For the data below, report the number of lines that contain the string "BindingException" and nothing else.

───── DATA PROVIDED ─────

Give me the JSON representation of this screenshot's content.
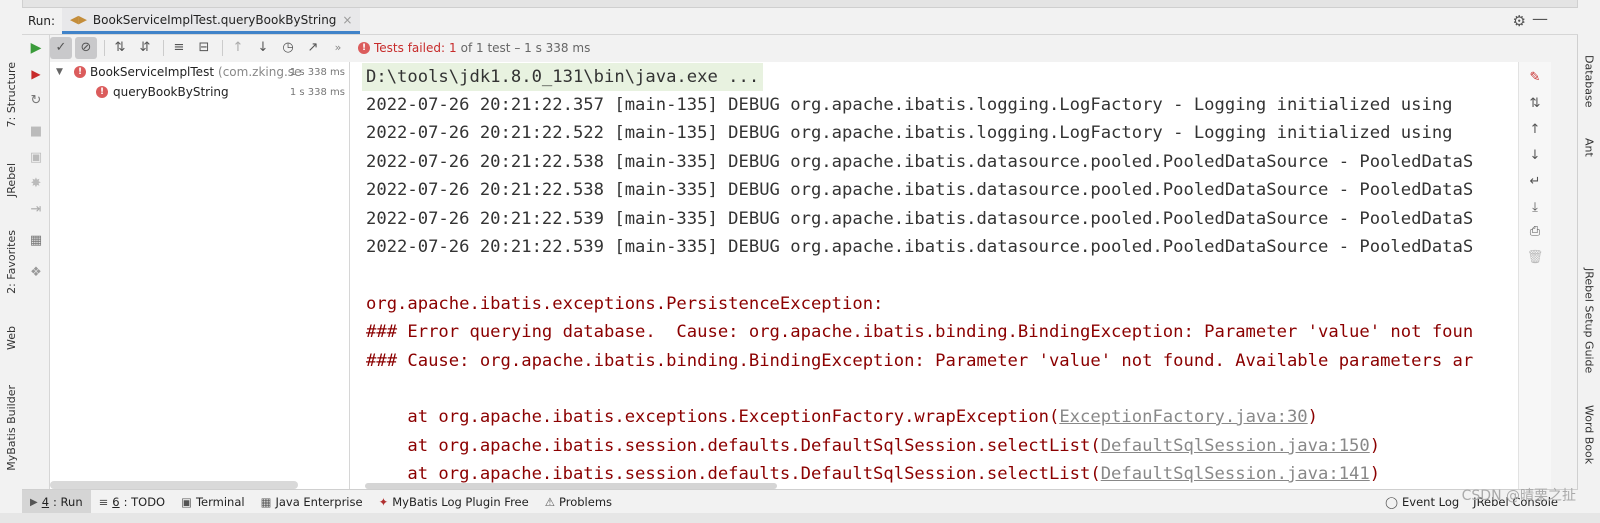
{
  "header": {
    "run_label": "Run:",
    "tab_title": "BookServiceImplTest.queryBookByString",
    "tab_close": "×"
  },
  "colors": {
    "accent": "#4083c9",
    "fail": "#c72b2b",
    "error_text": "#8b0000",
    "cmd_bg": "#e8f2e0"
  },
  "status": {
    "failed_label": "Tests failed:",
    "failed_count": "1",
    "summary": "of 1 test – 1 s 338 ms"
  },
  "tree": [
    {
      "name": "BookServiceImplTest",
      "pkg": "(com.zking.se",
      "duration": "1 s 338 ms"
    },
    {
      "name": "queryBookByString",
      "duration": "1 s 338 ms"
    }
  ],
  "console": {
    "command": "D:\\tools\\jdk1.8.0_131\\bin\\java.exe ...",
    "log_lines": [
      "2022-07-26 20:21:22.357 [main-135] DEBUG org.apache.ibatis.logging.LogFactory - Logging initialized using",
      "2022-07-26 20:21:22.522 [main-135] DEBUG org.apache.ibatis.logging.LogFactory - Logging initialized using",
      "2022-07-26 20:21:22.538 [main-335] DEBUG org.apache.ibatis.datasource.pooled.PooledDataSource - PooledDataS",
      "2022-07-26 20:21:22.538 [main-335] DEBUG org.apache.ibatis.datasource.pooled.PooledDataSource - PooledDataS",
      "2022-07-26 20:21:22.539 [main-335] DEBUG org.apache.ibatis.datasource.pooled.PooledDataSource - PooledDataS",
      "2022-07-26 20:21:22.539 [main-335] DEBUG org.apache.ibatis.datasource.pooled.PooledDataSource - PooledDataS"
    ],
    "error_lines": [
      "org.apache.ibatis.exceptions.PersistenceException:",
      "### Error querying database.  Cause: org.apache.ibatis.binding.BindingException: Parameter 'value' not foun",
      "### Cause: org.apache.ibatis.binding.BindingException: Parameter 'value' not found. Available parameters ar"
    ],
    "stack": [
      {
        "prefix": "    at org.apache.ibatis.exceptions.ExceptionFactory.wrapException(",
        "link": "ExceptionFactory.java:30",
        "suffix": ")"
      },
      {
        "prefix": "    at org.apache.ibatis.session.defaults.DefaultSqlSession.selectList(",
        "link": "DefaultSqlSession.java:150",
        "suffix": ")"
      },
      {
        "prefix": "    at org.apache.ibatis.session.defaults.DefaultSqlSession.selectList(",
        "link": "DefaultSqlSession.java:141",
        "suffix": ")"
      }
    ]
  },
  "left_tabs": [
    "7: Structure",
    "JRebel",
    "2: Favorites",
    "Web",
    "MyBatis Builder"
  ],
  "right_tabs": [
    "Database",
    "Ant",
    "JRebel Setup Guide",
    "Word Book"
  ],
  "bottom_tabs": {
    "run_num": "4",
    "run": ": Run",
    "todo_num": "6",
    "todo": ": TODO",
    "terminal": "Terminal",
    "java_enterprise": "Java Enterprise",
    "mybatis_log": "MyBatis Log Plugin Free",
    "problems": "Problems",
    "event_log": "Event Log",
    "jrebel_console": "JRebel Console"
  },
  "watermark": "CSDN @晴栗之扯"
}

─────
───── DATA PROVIDED ─────

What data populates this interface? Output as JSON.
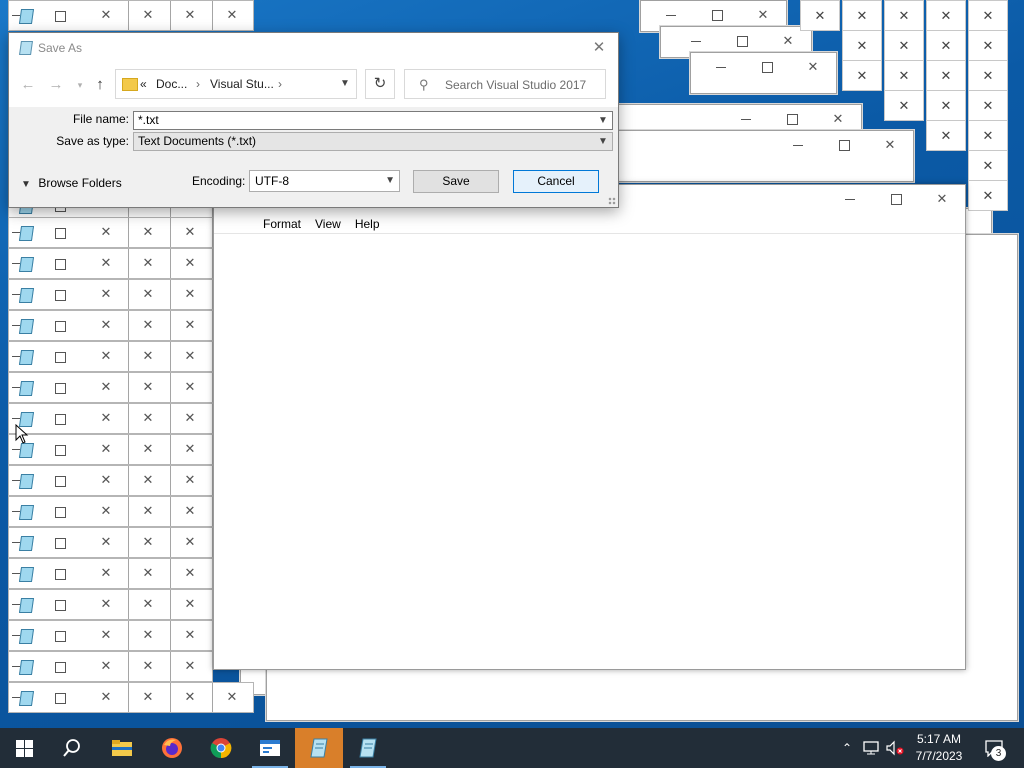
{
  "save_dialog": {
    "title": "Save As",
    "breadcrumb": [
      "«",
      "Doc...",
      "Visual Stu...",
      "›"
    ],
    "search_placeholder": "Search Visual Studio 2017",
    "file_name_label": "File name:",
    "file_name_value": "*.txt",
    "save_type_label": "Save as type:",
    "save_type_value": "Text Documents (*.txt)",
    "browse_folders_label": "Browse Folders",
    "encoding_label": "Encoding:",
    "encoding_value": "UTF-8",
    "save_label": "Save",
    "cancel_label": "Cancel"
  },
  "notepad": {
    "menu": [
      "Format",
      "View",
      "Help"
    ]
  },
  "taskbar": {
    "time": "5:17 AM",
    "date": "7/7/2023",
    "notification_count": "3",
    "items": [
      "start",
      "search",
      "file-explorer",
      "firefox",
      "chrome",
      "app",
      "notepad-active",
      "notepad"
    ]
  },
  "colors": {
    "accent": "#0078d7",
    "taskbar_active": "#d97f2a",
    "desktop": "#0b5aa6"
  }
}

─────

EXERCISE OUTPUT.
2